Exercise description: Skip the pictures and quote all of the lines exactly.

== Data shown

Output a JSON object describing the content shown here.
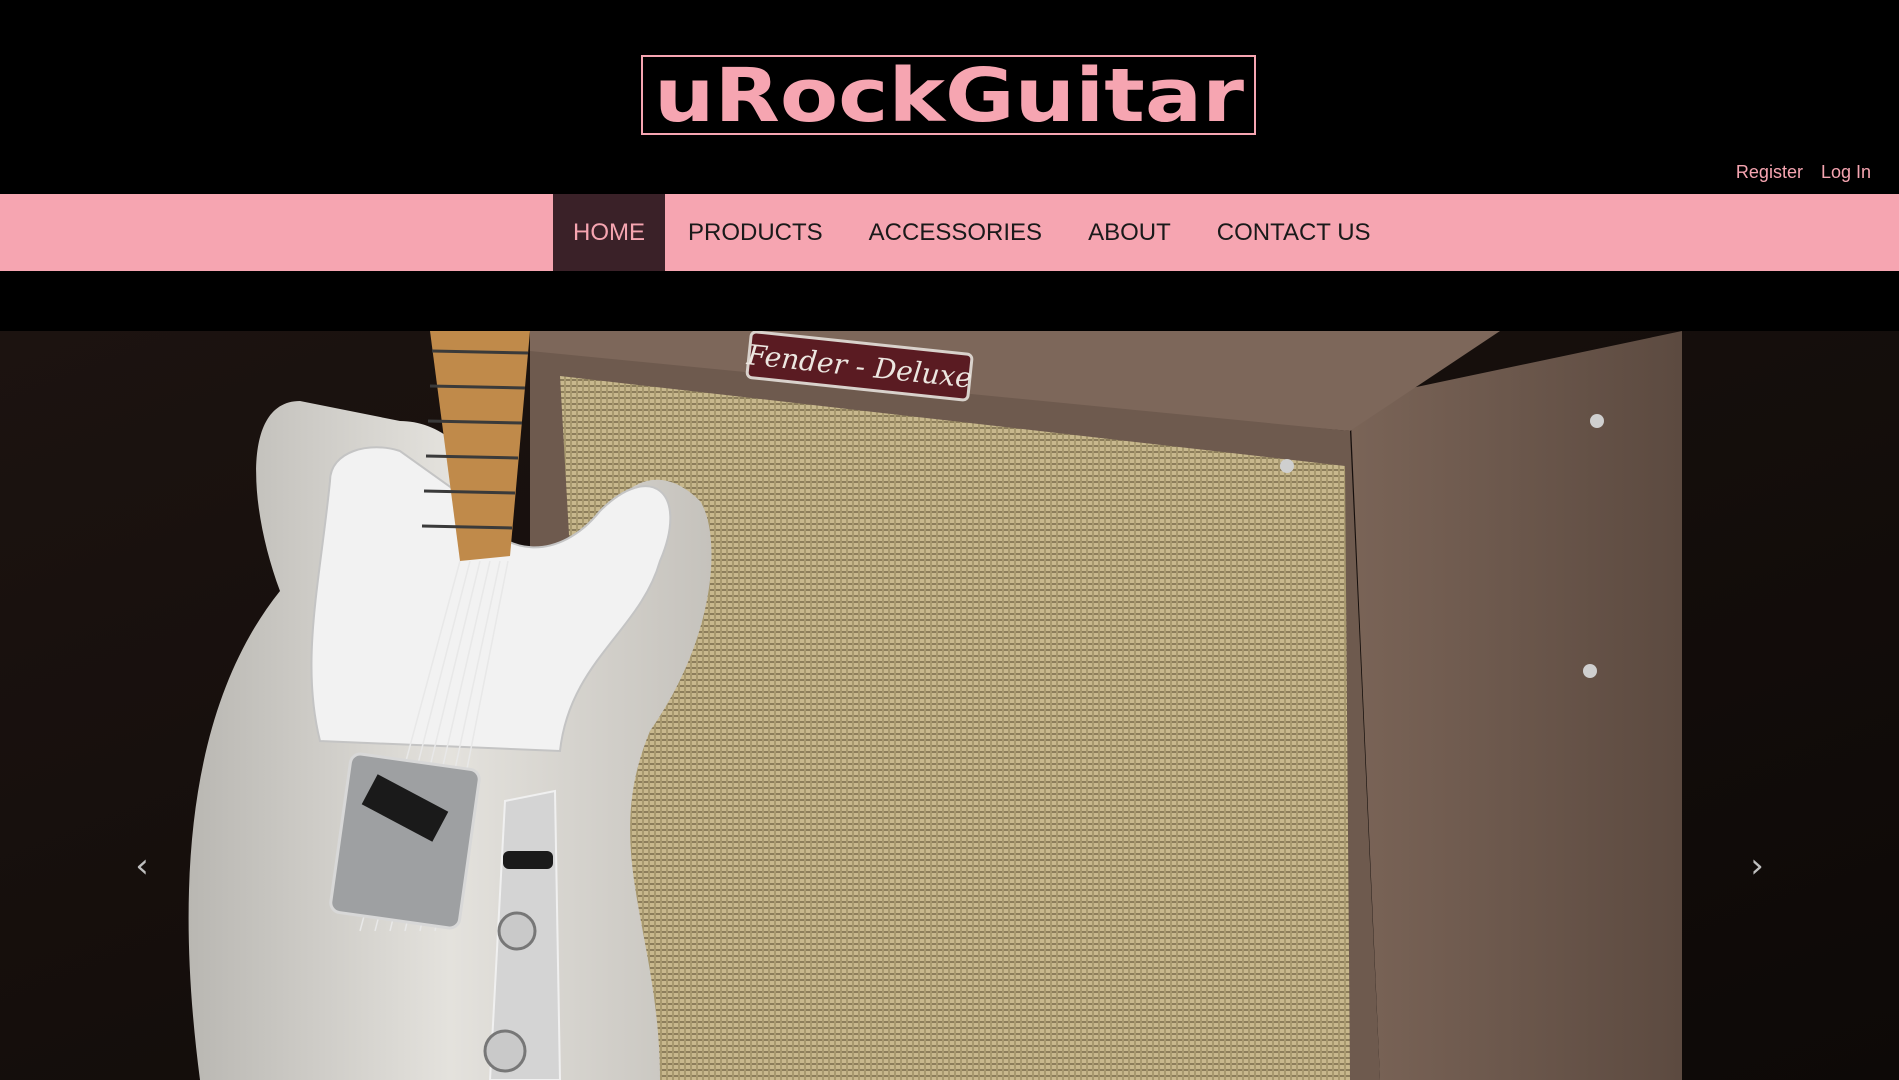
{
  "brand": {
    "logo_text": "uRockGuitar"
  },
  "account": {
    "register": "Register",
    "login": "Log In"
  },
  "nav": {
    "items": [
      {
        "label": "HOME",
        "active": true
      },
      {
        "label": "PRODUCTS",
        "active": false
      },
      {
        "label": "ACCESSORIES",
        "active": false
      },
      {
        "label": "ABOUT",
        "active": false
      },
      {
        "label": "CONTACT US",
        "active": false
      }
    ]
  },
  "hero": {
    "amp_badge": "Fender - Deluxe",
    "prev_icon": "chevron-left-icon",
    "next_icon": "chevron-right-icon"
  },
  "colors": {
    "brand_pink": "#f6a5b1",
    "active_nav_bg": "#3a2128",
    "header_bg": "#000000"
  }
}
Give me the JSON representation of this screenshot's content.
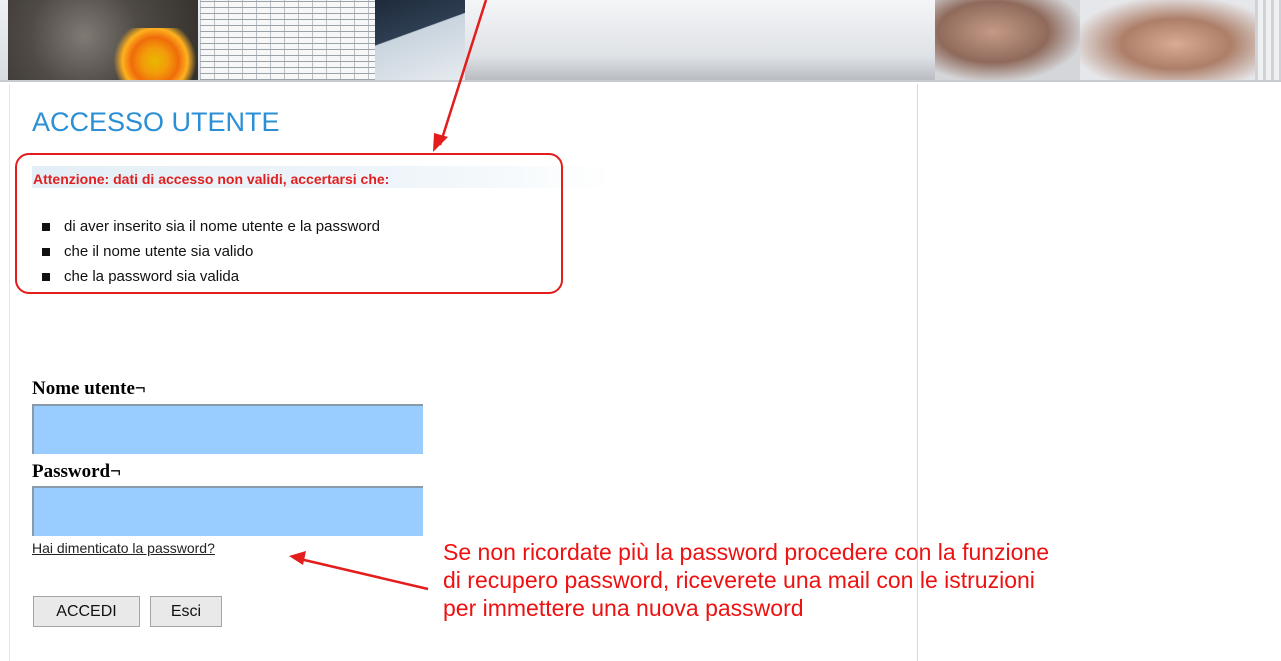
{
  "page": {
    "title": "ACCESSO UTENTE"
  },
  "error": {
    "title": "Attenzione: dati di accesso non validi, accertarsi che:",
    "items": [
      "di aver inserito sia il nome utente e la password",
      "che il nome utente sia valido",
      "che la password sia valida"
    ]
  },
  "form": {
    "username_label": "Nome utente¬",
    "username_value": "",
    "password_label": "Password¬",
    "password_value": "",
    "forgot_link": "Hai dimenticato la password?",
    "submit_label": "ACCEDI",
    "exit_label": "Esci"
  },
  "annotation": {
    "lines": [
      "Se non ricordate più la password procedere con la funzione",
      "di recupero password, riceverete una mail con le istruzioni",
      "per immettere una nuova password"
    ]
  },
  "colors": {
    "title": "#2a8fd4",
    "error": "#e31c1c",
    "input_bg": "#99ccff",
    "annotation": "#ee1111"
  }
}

====

Task response:
Output a JSON object describing the content shown here.
{
  "brand": {
    "logo_text": "uRockGuitar"
  },
  "account": {
    "register": "Register",
    "login": "Log In"
  },
  "nav": {
    "items": [
      {
        "label": "HOME",
        "active": true
      },
      {
        "label": "PRODUCTS",
        "active": false
      },
      {
        "label": "ACCESSORIES",
        "active": false
      },
      {
        "label": "ABOUT",
        "active": false
      },
      {
        "label": "CONTACT US",
        "active": false
      }
    ]
  },
  "hero": {
    "amp_badge": "Fender - Deluxe",
    "prev_icon": "chevron-left-icon",
    "next_icon": "chevron-right-icon"
  },
  "colors": {
    "brand_pink": "#f6a5b1",
    "active_nav_bg": "#3a2128",
    "header_bg": "#000000"
  }
}
Give me the JSON representation of this screenshot's content.
{
  "page": {
    "title": "ACCESSO UTENTE"
  },
  "error": {
    "title": "Attenzione: dati di accesso non validi, accertarsi che:",
    "items": [
      "di aver inserito sia il nome utente e la password",
      "che il nome utente sia valido",
      "che la password sia valida"
    ]
  },
  "form": {
    "username_label": "Nome utente¬",
    "username_value": "",
    "password_label": "Password¬",
    "password_value": "",
    "forgot_link": "Hai dimenticato la password?",
    "submit_label": "ACCEDI",
    "exit_label": "Esci"
  },
  "annotation": {
    "lines": [
      "Se non ricordate più la password procedere con la funzione",
      "di recupero password, riceverete una mail con le istruzioni",
      "per immettere una nuova password"
    ]
  },
  "colors": {
    "title": "#2a8fd4",
    "error": "#e31c1c",
    "input_bg": "#99ccff",
    "annotation": "#ee1111"
  }
}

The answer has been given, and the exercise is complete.